— START OF Material for the task —
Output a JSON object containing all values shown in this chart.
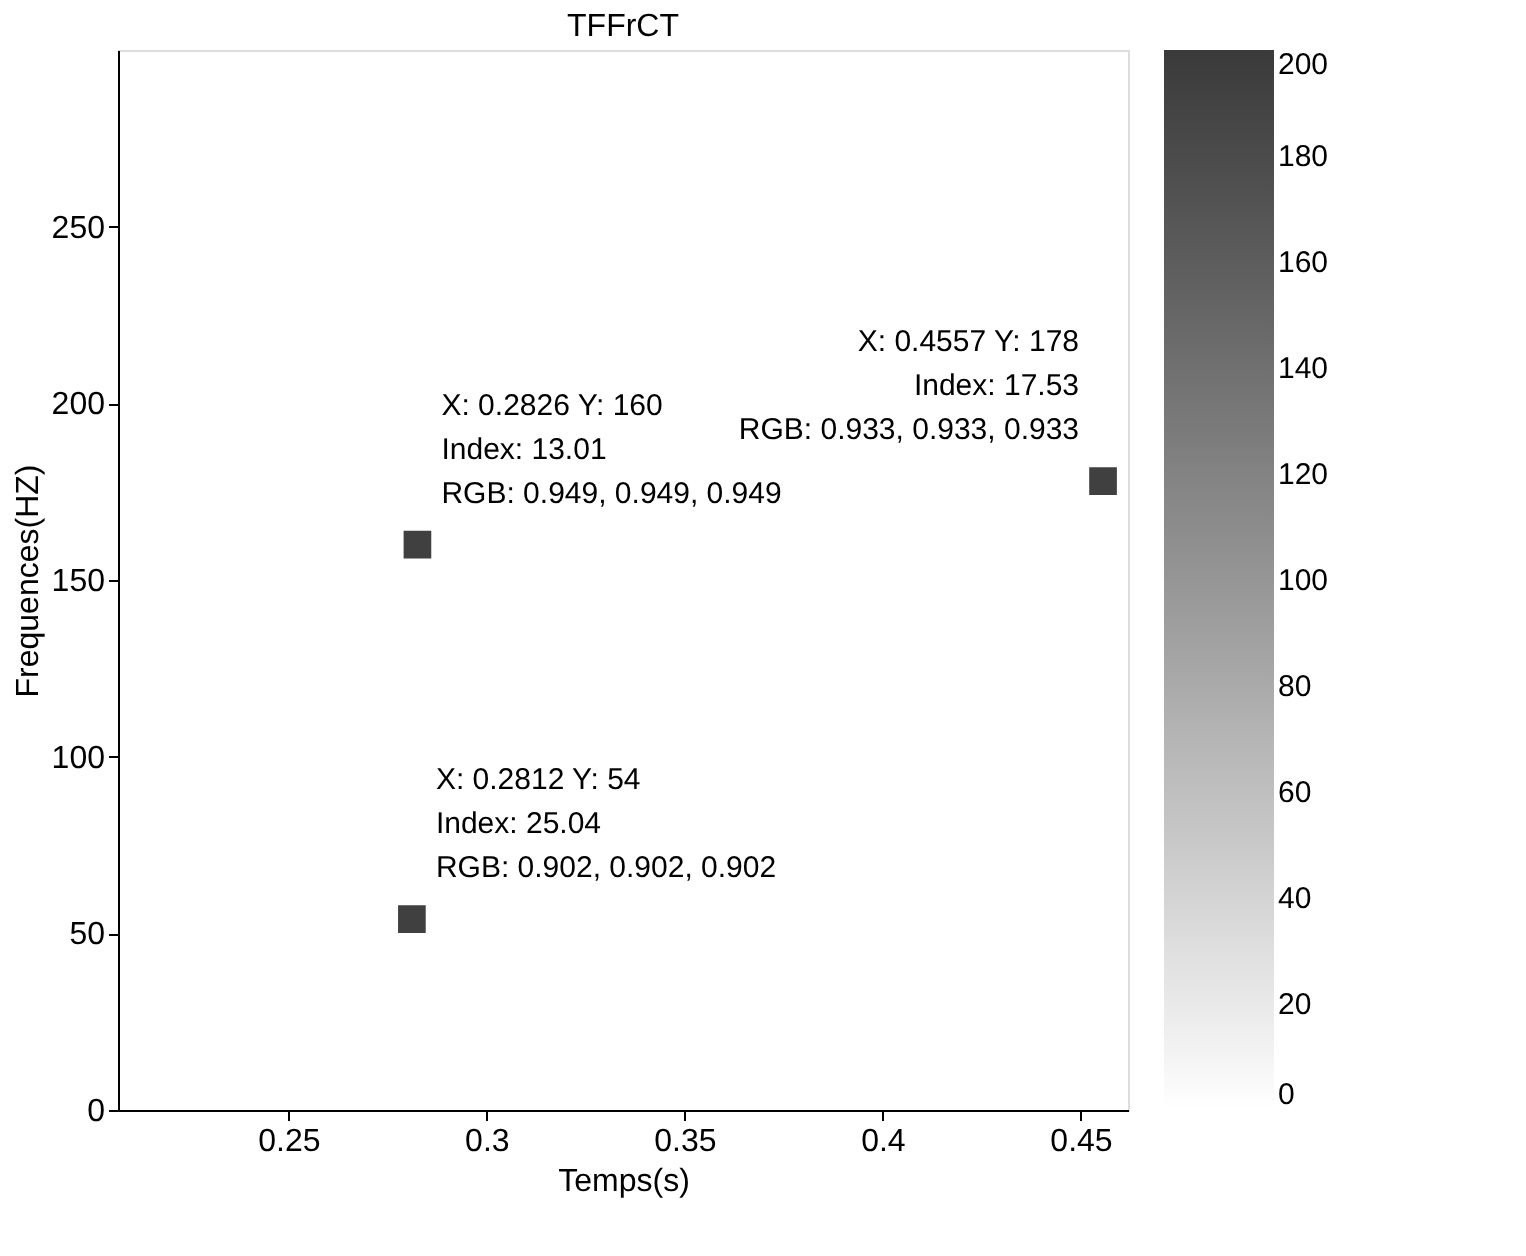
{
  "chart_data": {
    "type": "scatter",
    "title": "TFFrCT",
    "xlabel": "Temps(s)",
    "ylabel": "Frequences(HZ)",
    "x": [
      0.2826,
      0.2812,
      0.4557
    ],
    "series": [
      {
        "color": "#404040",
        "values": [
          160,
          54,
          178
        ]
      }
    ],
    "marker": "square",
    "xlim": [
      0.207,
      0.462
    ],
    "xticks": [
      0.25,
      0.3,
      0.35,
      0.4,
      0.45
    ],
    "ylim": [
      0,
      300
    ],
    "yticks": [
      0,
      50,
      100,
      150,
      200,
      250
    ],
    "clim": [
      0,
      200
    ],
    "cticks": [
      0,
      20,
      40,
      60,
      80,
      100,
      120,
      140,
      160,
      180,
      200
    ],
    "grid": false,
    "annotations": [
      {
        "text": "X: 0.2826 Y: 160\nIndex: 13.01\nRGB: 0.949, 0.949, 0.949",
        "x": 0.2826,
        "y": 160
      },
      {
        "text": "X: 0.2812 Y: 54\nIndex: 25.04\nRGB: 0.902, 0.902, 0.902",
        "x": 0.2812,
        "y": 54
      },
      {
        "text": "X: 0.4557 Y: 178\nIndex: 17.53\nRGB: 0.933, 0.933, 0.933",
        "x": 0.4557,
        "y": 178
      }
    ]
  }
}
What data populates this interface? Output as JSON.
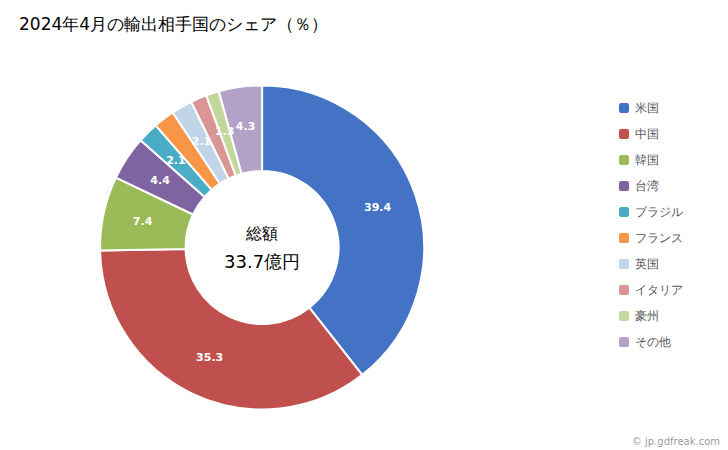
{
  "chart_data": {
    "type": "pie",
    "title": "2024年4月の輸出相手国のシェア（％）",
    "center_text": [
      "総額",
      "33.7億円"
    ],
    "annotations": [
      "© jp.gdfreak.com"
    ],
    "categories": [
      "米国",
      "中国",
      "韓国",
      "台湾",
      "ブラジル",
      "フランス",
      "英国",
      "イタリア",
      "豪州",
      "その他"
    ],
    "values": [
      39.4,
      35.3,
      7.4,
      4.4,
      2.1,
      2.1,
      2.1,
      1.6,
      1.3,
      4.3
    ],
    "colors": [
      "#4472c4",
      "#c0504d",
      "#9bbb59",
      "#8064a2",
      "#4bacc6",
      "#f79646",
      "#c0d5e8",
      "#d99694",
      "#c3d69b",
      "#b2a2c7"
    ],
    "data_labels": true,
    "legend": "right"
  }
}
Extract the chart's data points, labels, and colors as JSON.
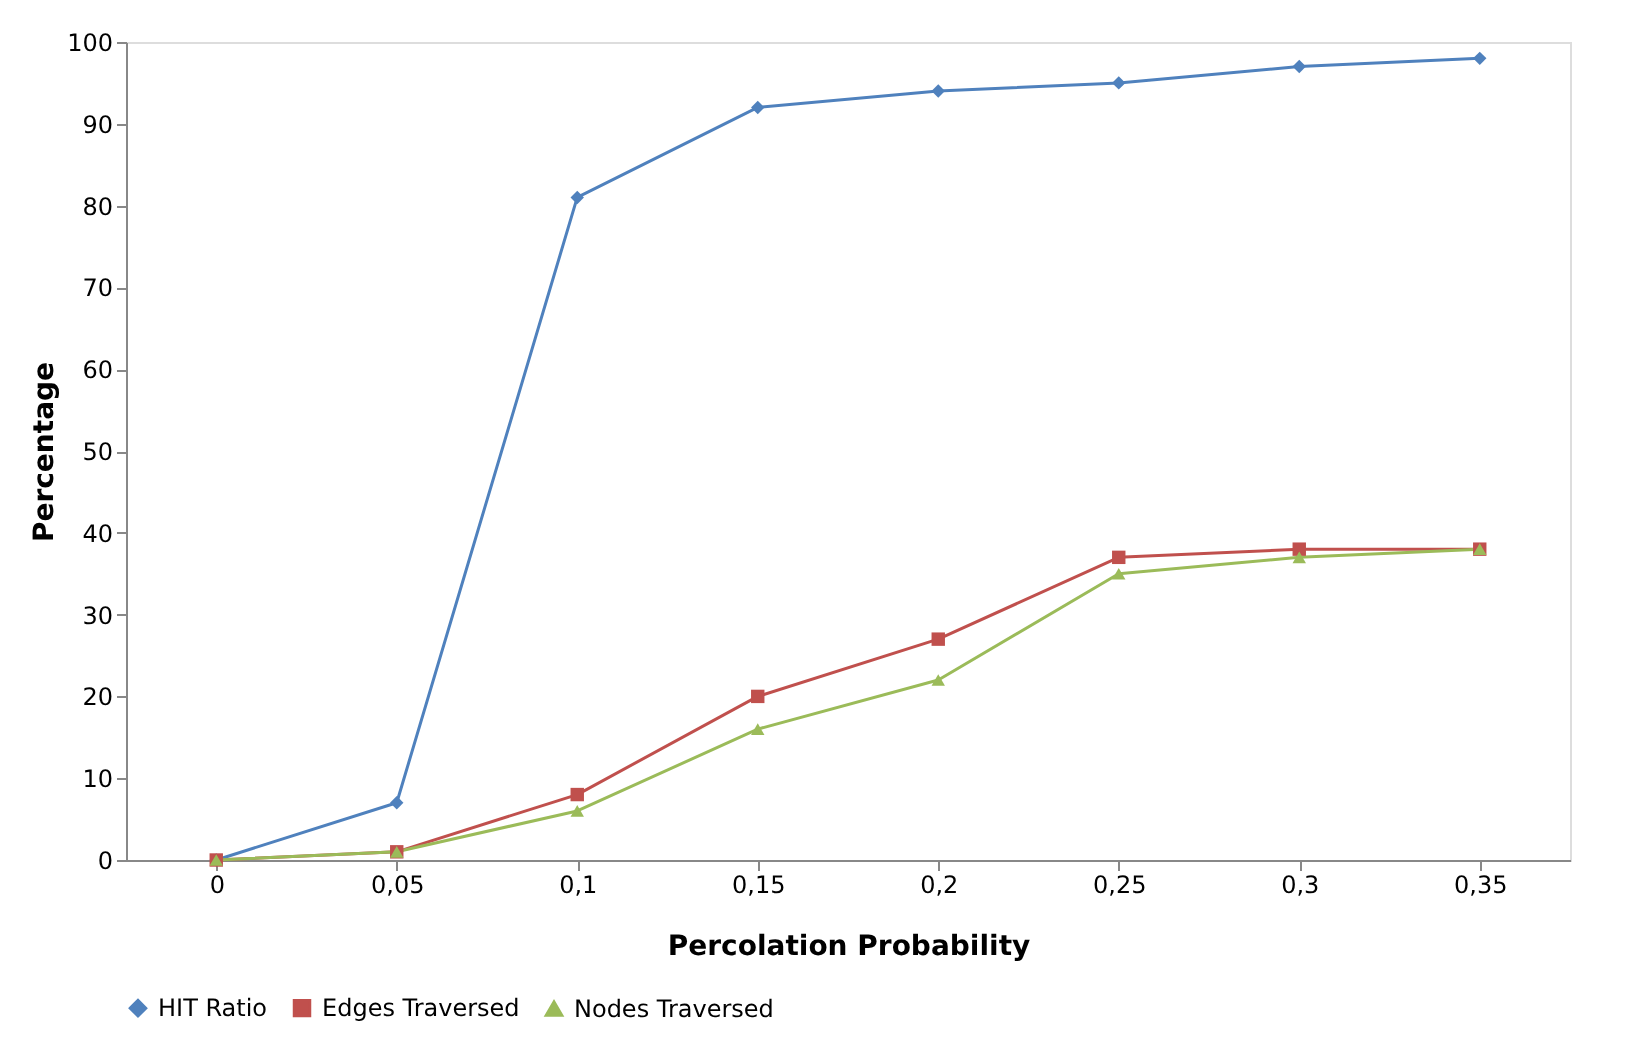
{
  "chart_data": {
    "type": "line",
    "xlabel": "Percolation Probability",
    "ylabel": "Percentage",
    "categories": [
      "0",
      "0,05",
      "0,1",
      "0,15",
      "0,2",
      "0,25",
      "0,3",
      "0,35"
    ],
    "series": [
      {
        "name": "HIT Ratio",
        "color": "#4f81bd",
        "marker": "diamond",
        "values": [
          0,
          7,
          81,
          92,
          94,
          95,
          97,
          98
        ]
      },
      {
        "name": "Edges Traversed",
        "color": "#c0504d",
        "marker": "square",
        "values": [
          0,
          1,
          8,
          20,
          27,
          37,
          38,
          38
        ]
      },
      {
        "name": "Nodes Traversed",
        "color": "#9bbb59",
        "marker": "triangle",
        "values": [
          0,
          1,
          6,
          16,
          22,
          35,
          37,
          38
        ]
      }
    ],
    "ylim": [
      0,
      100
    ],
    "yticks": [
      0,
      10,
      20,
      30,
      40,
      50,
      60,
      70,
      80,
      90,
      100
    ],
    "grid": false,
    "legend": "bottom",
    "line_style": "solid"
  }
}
— END OF Material for the task —
- _Task statement_
Count the lines above in which the word "JSON" appears, then state only that count.

- _Task result_
3